Devi Prasad Singh, J.@mdashHeard Sri B.K. Shukla, learned Counsel for the petitioners and Sri R.C. Tewari, learned Counsel for the opposite

party No. 1.

The present writ petition under Article 226 of the Constitution of India has been preferred against the impugned award rendered by Central

Government, Industrial Tribunal-cum-Labour Court, Lucknow.

The brief facts giving rise to the present writ petition are summarized as under:

The respondent-workman Sri Ram Misra was said to be engaged as Lineman under Senior Electrical Foreman, Gonda on 28.11.1983 and he

continued to work there upto 30.4.1987. A marching order was given to the respondent No. 1 on 30.4.1987. While passing the order dated

30.4.1987, neither any notice was given to the respondent No. 1 nor any compensation was paid in pursuance to the provisions contained in

section 25-F of the Industrial Disputes Act (Central) (in short the ''Act''). It was also stated by the workman before the Labour Court that the

persons junior to him were retained and engaged at the time of adjudication of the controversy and are still continuing.

2. Before the Labour Court, the Management denied the continuity of duty of the respondent-workman from 28.11.1983 to 30.4.1987. It was

submitted by the petitioners before the Labour Court that the respondent No. 1 was engaged against sanctioned work on temporary basis and

after expiry of the period, his services were liable to be dispensed with. The defence taken by the petitioners before the Labour Court is that in

view of the Circular dated 18.12.1980, there was ban on fresh recruitments. Without prior approval of the General Manager, it was not open to

engage any person after 31.12.1980. It was also stated by the petitioners before the Labour Court that the respondent-workman was engaged

after imposition of the ban. The other submission made by the petitioners before the Labour Court was that the dispute was raised after more than

12 years.

++++++++++

Direction 1 =>
Pick out every row below that contains the string "Relarl" and copy each one in full.

++++++++++

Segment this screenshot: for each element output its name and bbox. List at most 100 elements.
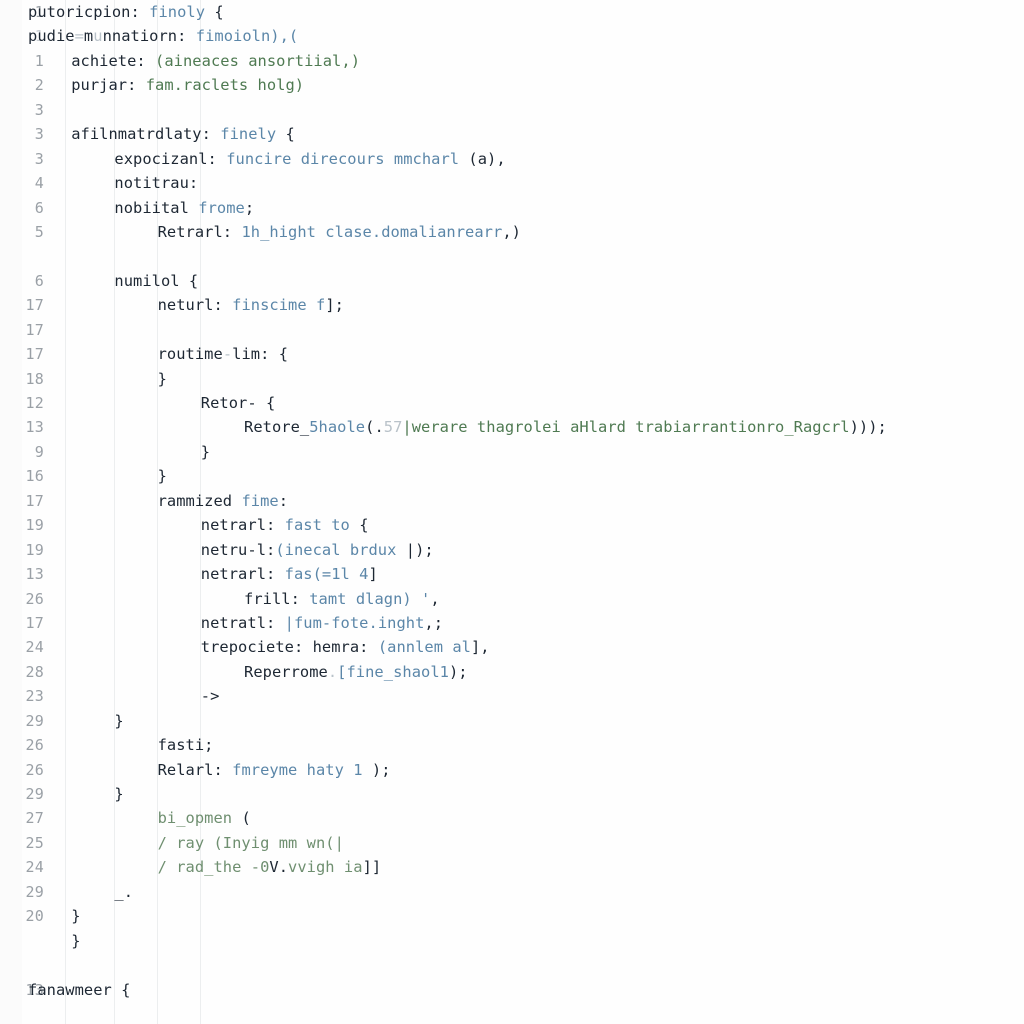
code-line[interactable]: 1 pudie=munnatiorn: fimoioln),( [0,24,1024,48]
code-text[interactable]: neturl: finscime f]; [158,293,344,317]
code-line[interactable]: 3 [0,98,1024,122]
code-text[interactable]: Retor- { [201,391,276,415]
token-plain: trepociete: hemra: [200,638,369,657]
token-kw: finscime f [232,296,326,315]
code-text[interactable]: } [71,904,80,928]
code-line[interactable]: 19 netrarl: fast to { [0,513,1024,537]
code-text[interactable]: netrarl: fas(=1l 4] [201,562,378,586]
code-text[interactable]: achiete: (aineaces ansortiial,) [71,49,360,73]
line-number: 25 [25,833,44,852]
code-text[interactable]: afilnmatrdlaty: finely { [71,122,295,146]
code-line[interactable]: 13 Retore_5haole(.57|werare thagrolei aHl… [0,415,1024,439]
code-text[interactable]: nobiital frome; [114,196,254,220]
code-text[interactable]: purjar: fam.raclets holg) [71,73,304,97]
token-kw: finoly [149,3,206,21]
code-line[interactable]: 5 Retrarl: 1h_hight clase.domalianrearr,) [0,220,1024,244]
code-line[interactable]: 17 netratl: |fum-fote.inght,; [0,611,1024,635]
code-text[interactable]: } [158,367,167,391]
code-line[interactable]: 3 afilnmatrdlaty: finely { [0,122,1024,146]
token-plain: afilnmatrdlaty: [71,125,211,144]
code-line[interactable]: 16} [0,464,1024,488]
code-line[interactable]: 29} [0,709,1024,733]
code-line[interactable]: 29} [0,782,1024,806]
code-text[interactable]: Retore_5haole(.57|werare thagrolei aHlar… [244,415,887,439]
code-text[interactable]: } [158,464,167,488]
code-line[interactable]: 18} [0,367,1024,391]
code-line[interactable]: 12 Retor- { [0,391,1024,415]
code-text[interactable]: netratl: |fum-fote.inght,; [201,611,443,635]
code-line[interactable]: 26 Relarl: fmreyme haty 1 ); [0,758,1024,782]
token-faint: . [327,662,338,681]
code-text[interactable]: frill: tamt dlagn) ', [244,587,440,611]
code-line[interactable] [0,953,1024,977]
code-text[interactable]: netru-l:(inecal brdux |); [201,538,434,562]
token-cmt: / rad_the -0 [157,858,270,877]
code-line[interactable]: 6 numilol { [0,269,1024,293]
code-text[interactable]: notitrau: [114,171,198,195]
code-line[interactable] [0,244,1024,268]
code-line[interactable]: 25 / ray (Inyig mm wn(| [0,831,1024,855]
code-line[interactable]: } [0,929,1024,953]
code-line[interactable]: 17 [0,318,1024,342]
code-line[interactable]: 17 neturl: finscime f]; [0,293,1024,317]
code-line[interactable]: 6 nobiital frome; [0,196,1024,220]
code-text[interactable]: putoricpion: finoly { [28,0,224,24]
code-text[interactable]: numilol { [114,269,198,293]
code-text[interactable]: _. [114,880,133,904]
code-line[interactable]: 23 -> [0,684,1024,708]
token-plain: achiete: [71,51,146,70]
code-line[interactable]: 4 notitrau: [0,171,1024,195]
code-text[interactable]: Relarl: fmreyme haty 1 ); [158,758,391,782]
code-line[interactable]: 1 putoricpion: finoly { [0,0,1024,24]
code-line[interactable]: 17 routime-lim: { [0,342,1024,366]
code-text[interactable]: Reperrome.[fine_shaol1); [244,660,468,684]
code-text[interactable]: / ray (Inyig mm wn(| [158,831,344,855]
code-text[interactable]: fanawmeer { [28,978,130,1002]
code-text[interactable]: } [201,440,210,464]
code-text[interactable]: bi_opmen ( [158,806,251,830]
token-plain: nnatiorn: [102,27,187,46]
code-text[interactable]: routime-lim: { [158,342,288,366]
code-text[interactable]: } [114,709,123,733]
line-number: 29 [25,882,44,901]
code-line[interactable]: 29 _. [0,880,1024,904]
code-text[interactable]: Retrarl: 1h_hight clase.domalianrearr,) [158,220,521,244]
code-text[interactable]: netrarl: fast to { [201,513,369,537]
code-text[interactable]: -> [201,684,220,708]
token-plain: rammized [157,491,233,510]
code-line[interactable]: 28 Reperrome.[fine_shaol1); [0,660,1024,684]
code-line[interactable]: 27 bi_opmen ( [0,806,1024,830]
code-line[interactable]: 19 netru-l:(inecal brdux |); [0,538,1024,562]
code-line[interactable]: 3 expocizanl: funcire direcours mmcharl (… [0,147,1024,171]
code-text[interactable]: pudie=munnatiorn: fimoioln),( [28,24,298,48]
code-line[interactable]: 26 fasti; [0,733,1024,757]
code-text[interactable]: fasti; [158,733,214,757]
code-text[interactable]: trepociete: hemra: (annlem al], [201,635,490,659]
token-punc: } [114,785,124,803]
code-text[interactable]: expocizanl: funcire direcours mmcharl (a… [114,147,505,171]
code-line[interactable]: 1 achiete: (aineaces ansortiial,) [0,49,1024,73]
code-text[interactable]: / rad_the -0V.vvigh ia]] [158,855,382,879]
code-line[interactable]: 24 / rad_the -0V.vvigh ia]] [0,855,1024,879]
code-surface[interactable]: 1 putoricpion: finoly {1 pudie=munnatiorn:… [0,0,1024,1024]
code-line[interactable]: 2 purjar: fam.raclets holg) [0,73,1024,97]
code-text[interactable]: } [71,929,80,953]
code-line[interactable]: 26 frill: tamt dlagn) ', [0,587,1024,611]
code-text[interactable]: rammized fime: [158,489,288,513]
code-line[interactable]: 13 fanawmeer { [0,978,1024,1002]
code-line[interactable]: 17 rammized fime: [0,489,1024,513]
code-text[interactable]: } [114,782,123,806]
line-number: 29 [25,711,44,730]
token-plain: frill: [244,589,300,608]
token-kw: fime [241,491,279,510]
code-line[interactable]: 9} [0,440,1024,464]
code-line[interactable]: 20} [0,904,1024,928]
code-line[interactable]: 13 netrarl: fas(=1l 4] [0,562,1024,586]
token-punc: ,; [424,613,444,632]
token-plain: lim: [232,345,270,364]
code-line[interactable]: 24 trepociete: hemra: (annlem al], [0,635,1024,659]
token-plain: Retore_ [244,418,310,437]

++++++++++

Direction 2 =>
Continue the court ruling on the dismissed lineman's writ petition, starting right after its final sentence.

Exercise result 1 =>
code-line[interactable]: 26 Relarl: fmreyme haty 1 ); [0,758,1024,782]
code-text[interactable]: Relarl: fmreyme haty 1 ); [158,758,391,782]

Exercise result 2 =>
3. While rendering the award, the Labour Court recorded a finding that engagement of private respondent as casual labour under the Electrical

Foreman is not disputed. The Management has not disputed the authenticity of the record of service as casual labour, which was filed before the

Labour Court. The entries were verified by the Electrical Foreman (Const.) from time to time. From the evidence on record, the Labour Court

recorded a finding that respondent workman had worked continuously for more than 240 days. The first plea of the petitioners that appointment of

the respondent-workman was illegal because of imposition of ban by Circular dated 18.12.1980, was repelled by the Labour Court on the ground

that in view of the statutory provisions, the workman acquired temporary status by virtue of working for more than 240 days. The appropriate

higher authority approved the private respondent''s engagement on administrative side and it was done keeping in view the necessity to rationalize

and regulate the intake of casual labours. It has been further observed by the Labour Court that without prior approval of the General Manager,

the posts cannot be filed in view of the imposition of ban. The Labour Court recorded a finding that since the private respondent had continuously

discharged duty for more than 240 days, he shall be entitled to be protected in pursuance to the provisions contained in section 25-F of the

Industrial Disputes Act. On the question of delay, the Labour Court recorded a finding that the respondent- workman continuously pursued the

matter with the higher authorities and also sent legal notice through Advocate. However, ventilation of his grievance through political personality

was ill advised.

4. Sri B.K. Shukla, learned Counsel, appeared for the petitioners submits that in view of the provisions contained in section 10 of the Industrial

Disputes Act, it was not open for the Government of India to make a reference to the Labour Court. Learned Counsel for the petitioners has relied

upon a judgment of Hon''ble Supreme Court passed in Writ Petition (Civil) No. 71 of 1992: Rattan Chandra Sammanta and others v. The Union

of India and others 1993 (67) FLR 70 (SC) : (1991) SCLJ 229 (SC), decided on 13.5.1993. In the case of Ratan Chandra Sammanta (supra),

the Hon''ble Supreme Court ruled that the delay caused in approaching the Government for making reference deprive a person of his remedy

available under law.

5. However, learned Counsel for the respondent-workman has relied upon subsequent judgment of Hon''ble Supreme Court in Ajaib Singh Vs.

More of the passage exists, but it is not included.